++++ Record extracts ++++
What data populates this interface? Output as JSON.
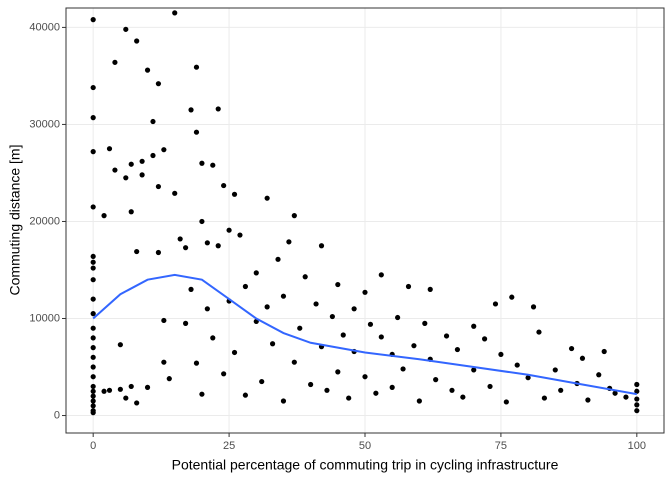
{
  "chart_data": {
    "type": "scatter",
    "xlabel": "Potential percentage of commuting trip in cycling infrastructure",
    "ylabel": "Commuting distance [m]",
    "xlim": [
      -5,
      105
    ],
    "ylim": [
      -1800,
      42000
    ],
    "xticks": [
      0,
      25,
      50,
      75,
      100
    ],
    "yticks": [
      0,
      10000,
      20000,
      30000,
      40000
    ],
    "grid": true,
    "color": "#000000",
    "x": [
      0,
      0,
      0,
      0,
      0,
      0,
      0,
      0,
      0,
      0,
      0,
      0,
      0,
      0,
      0,
      0,
      0,
      0,
      0,
      0,
      0,
      0,
      0,
      0,
      2,
      2,
      3,
      3,
      4,
      4,
      5,
      5,
      6,
      6,
      6,
      7,
      7,
      7,
      8,
      8,
      8,
      9,
      9,
      10,
      10,
      11,
      11,
      12,
      12,
      12,
      13,
      13,
      13,
      14,
      15,
      15,
      16,
      17,
      17,
      18,
      18,
      19,
      19,
      19,
      20,
      20,
      20,
      21,
      21,
      22,
      22,
      23,
      23,
      24,
      24,
      25,
      25,
      26,
      26,
      27,
      28,
      28,
      30,
      30,
      31,
      32,
      32,
      33,
      34,
      35,
      35,
      36,
      37,
      37,
      38,
      39,
      40,
      41,
      42,
      42,
      43,
      44,
      45,
      45,
      46,
      47,
      48,
      48,
      50,
      50,
      51,
      52,
      53,
      53,
      55,
      55,
      56,
      57,
      58,
      59,
      60,
      61,
      62,
      62,
      63,
      65,
      66,
      67,
      68,
      70,
      70,
      72,
      73,
      74,
      75,
      76,
      77,
      78,
      80,
      81,
      82,
      83,
      85,
      86,
      88,
      89,
      90,
      91,
      93,
      94,
      95,
      96,
      98,
      100,
      100,
      100,
      100,
      100
    ],
    "values": [
      40800,
      33800,
      30700,
      27200,
      21500,
      16400,
      15800,
      15200,
      14000,
      12000,
      10500,
      9000,
      8000,
      7000,
      6000,
      5000,
      4000,
      3000,
      2500,
      2000,
      1500,
      1000,
      500,
      300,
      20600,
      2500,
      27500,
      2600,
      36400,
      25300,
      7300,
      2700,
      39800,
      24500,
      1800,
      21000,
      25900,
      3000,
      38600,
      16900,
      1300,
      26200,
      24800,
      35600,
      2900,
      30300,
      26800,
      34200,
      23600,
      16800,
      27400,
      9800,
      5500,
      3800,
      41500,
      22900,
      18200,
      17300,
      9500,
      31500,
      13000,
      29200,
      35900,
      5400,
      26000,
      20000,
      2200,
      17800,
      11000,
      25800,
      8000,
      31600,
      17500,
      23700,
      4300,
      19100,
      11800,
      22800,
      6500,
      18600,
      13300,
      2100,
      14700,
      9700,
      3500,
      22400,
      11200,
      7400,
      16100,
      12300,
      1500,
      17900,
      20600,
      5500,
      9000,
      14300,
      3200,
      11500,
      17500,
      7100,
      2600,
      10200,
      13500,
      4500,
      8300,
      1800,
      11000,
      6600,
      12700,
      4000,
      9400,
      2300,
      14500,
      8100,
      6300,
      2900,
      10100,
      4800,
      13300,
      7200,
      1500,
      9500,
      13000,
      5800,
      3700,
      8200,
      2600,
      6800,
      1900,
      9200,
      4700,
      7900,
      3000,
      11500,
      6300,
      1400,
      12200,
      5200,
      3900,
      11200,
      8600,
      1800,
      4700,
      2600,
      6900,
      3300,
      5900,
      1600,
      4200,
      6600,
      2800,
      2300,
      1900,
      3200,
      2500,
      1700,
      1100,
      500
    ],
    "smooth": {
      "color": "#3366ff",
      "x": [
        0,
        5,
        10,
        15,
        20,
        25,
        30,
        35,
        40,
        50,
        60,
        70,
        80,
        90,
        100
      ],
      "values": [
        10000,
        12500,
        14000,
        14500,
        14000,
        12000,
        10000,
        8500,
        7500,
        6500,
        5800,
        5000,
        4200,
        3200,
        2200
      ]
    }
  }
}
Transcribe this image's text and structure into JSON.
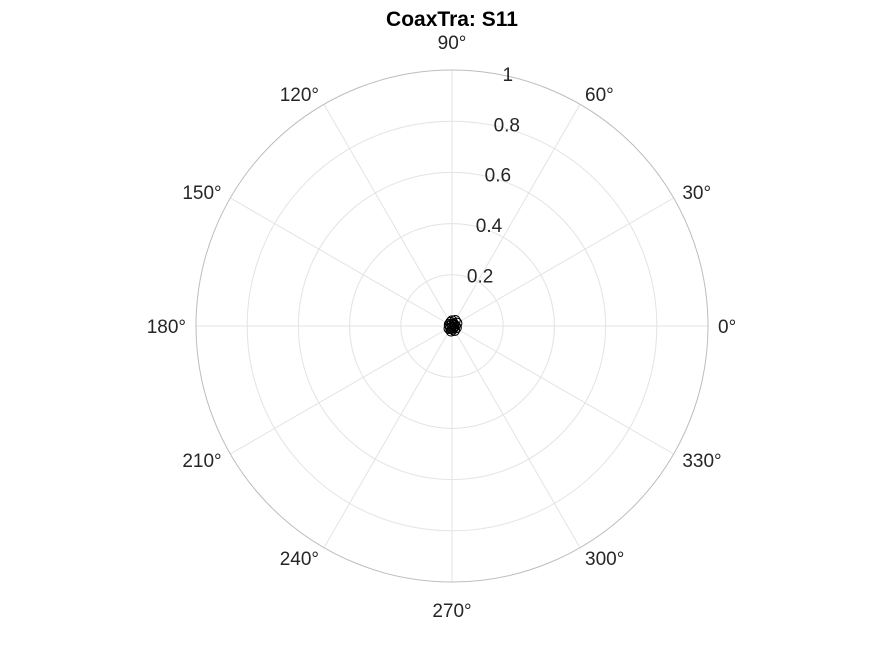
{
  "chart_data": {
    "type": "polar-line",
    "title": "CoaxTra: S11",
    "radial_ticks": [
      0.2,
      0.4,
      0.6,
      0.8,
      1
    ],
    "radial_tick_labels": [
      "0.2",
      "0.4",
      "0.6",
      "0.8",
      "1"
    ],
    "rlim": [
      0,
      1
    ],
    "angle_ticks": [
      0,
      30,
      60,
      90,
      120,
      150,
      180,
      210,
      240,
      270,
      300,
      330
    ],
    "angle_tick_labels": [
      "0°",
      "30°",
      "60°",
      "90°",
      "120°",
      "150°",
      "180°",
      "210°",
      "240°",
      "270°",
      "300°",
      "330°"
    ],
    "grid": true,
    "series": [
      {
        "marker": "circle",
        "color": "#000000",
        "points": [
          {
            "angle": 90,
            "r": 0.02
          },
          {
            "angle": 60,
            "r": 0.025
          },
          {
            "angle": 30,
            "r": 0.022
          },
          {
            "angle": 0,
            "r": 0.012
          },
          {
            "angle": -20,
            "r": 0.018
          },
          {
            "angle": -60,
            "r": 0.02
          },
          {
            "angle": -100,
            "r": 0.02
          },
          {
            "angle": -140,
            "r": 0.015
          },
          {
            "angle": 180,
            "r": 0.008
          },
          {
            "angle": 150,
            "r": 0.012
          },
          {
            "angle": 110,
            "r": 0.015
          },
          {
            "angle": 80,
            "r": 0.008
          },
          {
            "angle": 40,
            "r": 0.01
          },
          {
            "angle": -45,
            "r": 0.008
          },
          {
            "angle": -80,
            "r": 0.012
          },
          {
            "angle": -120,
            "r": 0.01
          }
        ]
      }
    ]
  }
}
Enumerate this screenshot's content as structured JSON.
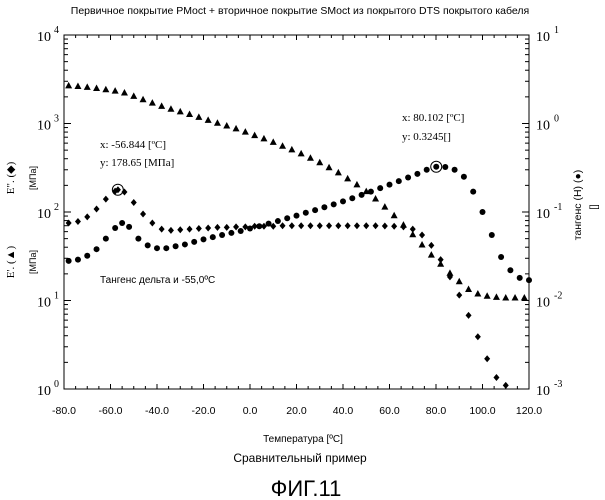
{
  "chart_data": {
    "type": "scatter",
    "title": "Первичное покрытие PMoct + вторичное покрытие SMoct из покрытого DTS покрытого кабеля",
    "xlabel": "Температура [ºC]",
    "subtitle": "Сравнительный пример",
    "figure_label": "ФИГ.11",
    "annotation": "Тангенс дельта и -55,0ºC",
    "xlim": [
      -80,
      120
    ],
    "x_ticks": [
      "-80.0",
      "-60.0",
      "-40.0",
      "-20.0",
      "0.0",
      "20.0",
      "40.0",
      "60.0",
      "80.0",
      "100.0",
      "120.0"
    ],
    "y_left": {
      "scale": "log",
      "lim": [
        1,
        10000
      ],
      "tick_bases": [
        "10",
        "10",
        "10",
        "10",
        "10"
      ],
      "tick_exps": [
        "0",
        "1",
        "2",
        "3",
        "4"
      ],
      "label_e2": "E\". (◆)",
      "label_e1": "E'. (▲)",
      "unit_top": "[MПа]",
      "unit_bottom": "[MПа]"
    },
    "y_right": {
      "scale": "log",
      "lim": [
        0.001,
        10
      ],
      "tick_bases": [
        "10",
        "10",
        "10",
        "10",
        "10"
      ],
      "tick_exps": [
        "1",
        "0",
        "-1",
        "-2",
        "-3"
      ],
      "label": "тангенс (H) (●)",
      "unit": "[]"
    },
    "callouts": [
      {
        "x_text": "x: -56.844 [ºC]",
        "y_text": "y: 178.65 [MПа]",
        "x": -56.844,
        "y": 178.65,
        "axis": "left"
      },
      {
        "x_text": "x: 80.102 [ºC]",
        "y_text": "y: 0.3245[]",
        "x": 80.102,
        "y": 0.3245,
        "axis": "right"
      }
    ],
    "series": [
      {
        "name": "E'",
        "marker": "triangle",
        "axis": "left",
        "x": [
          -78,
          -74,
          -70,
          -66,
          -62,
          -58,
          -54,
          -50,
          -46,
          -42,
          -38,
          -34,
          -30,
          -26,
          -22,
          -18,
          -14,
          -10,
          -6,
          -2,
          2,
          6,
          10,
          14,
          18,
          22,
          26,
          30,
          34,
          38,
          42,
          46,
          50,
          54,
          58,
          62,
          66,
          70,
          74,
          78,
          82,
          86,
          90,
          94,
          98,
          102,
          106,
          110,
          114,
          118
        ],
        "values": [
          2700,
          2650,
          2590,
          2520,
          2440,
          2350,
          2240,
          2050,
          1880,
          1720,
          1580,
          1470,
          1370,
          1280,
          1190,
          1100,
          1020,
          950,
          880,
          810,
          740,
          680,
          620,
          560,
          510,
          460,
          410,
          365,
          320,
          280,
          240,
          205,
          172,
          142,
          115,
          92,
          72,
          56,
          43,
          33,
          26,
          20.5,
          16.5,
          13.5,
          12,
          11.3,
          11,
          10.8,
          10.8,
          10.8
        ]
      },
      {
        "name": "E\"",
        "marker": "diamond",
        "axis": "left",
        "x": [
          -78,
          -74,
          -70,
          -66,
          -62,
          -58,
          -56.8,
          -54,
          -50,
          -46,
          -42,
          -38,
          -34,
          -30,
          -26,
          -22,
          -18,
          -14,
          -10,
          -6,
          -2,
          2,
          6,
          10,
          14,
          18,
          22,
          26,
          30,
          34,
          38,
          42,
          46,
          50,
          54,
          58,
          62,
          66,
          70,
          74,
          78,
          82,
          86,
          90,
          94,
          98,
          102,
          106,
          110
        ],
        "values": [
          75,
          78,
          88,
          108,
          140,
          172,
          178.65,
          168,
          128,
          95,
          75,
          64,
          62,
          63,
          64,
          65,
          66,
          67,
          67,
          68,
          68,
          69,
          69,
          69,
          70,
          70,
          70,
          70,
          70,
          70,
          70,
          70,
          70,
          70,
          70,
          69.5,
          69,
          68,
          64,
          55,
          42,
          29,
          18.5,
          11.5,
          6.8,
          3.9,
          2.2,
          1.35,
          1.1
        ]
      },
      {
        "name": "тангенс (H)",
        "marker": "circle",
        "axis": "right",
        "x": [
          -78,
          -74,
          -70,
          -66,
          -62,
          -58,
          -55,
          -52,
          -48,
          -44,
          -40,
          -36,
          -32,
          -28,
          -24,
          -20,
          -16,
          -12,
          -8,
          -4,
          0,
          4,
          8,
          12,
          16,
          20,
          24,
          28,
          32,
          36,
          40,
          44,
          48,
          52,
          56,
          60,
          64,
          68,
          72,
          76,
          80.1,
          84,
          88,
          92,
          96,
          100,
          104,
          108,
          112,
          116,
          120
        ],
        "values": [
          0.028,
          0.029,
          0.032,
          0.038,
          0.05,
          0.066,
          0.075,
          0.068,
          0.05,
          0.042,
          0.039,
          0.039,
          0.041,
          0.043,
          0.046,
          0.049,
          0.052,
          0.055,
          0.058,
          0.061,
          0.065,
          0.069,
          0.074,
          0.079,
          0.085,
          0.091,
          0.098,
          0.105,
          0.113,
          0.122,
          0.132,
          0.143,
          0.156,
          0.17,
          0.186,
          0.204,
          0.223,
          0.245,
          0.27,
          0.3,
          0.3245,
          0.322,
          0.3,
          0.25,
          0.17,
          0.1,
          0.055,
          0.031,
          0.022,
          0.018,
          0.017
        ]
      }
    ]
  }
}
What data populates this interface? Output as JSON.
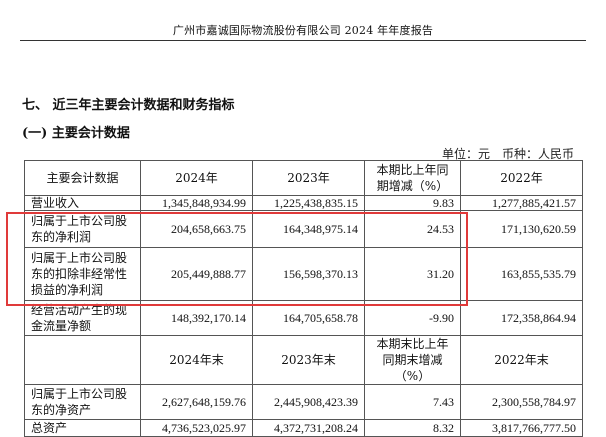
++++
**Task objective**:
List every line above containing the word "axis".

**Completed task**:
        "axis": "left"
        "axis": "right"
        "axis": "left",
        "axis": "left",
        "axis": "right",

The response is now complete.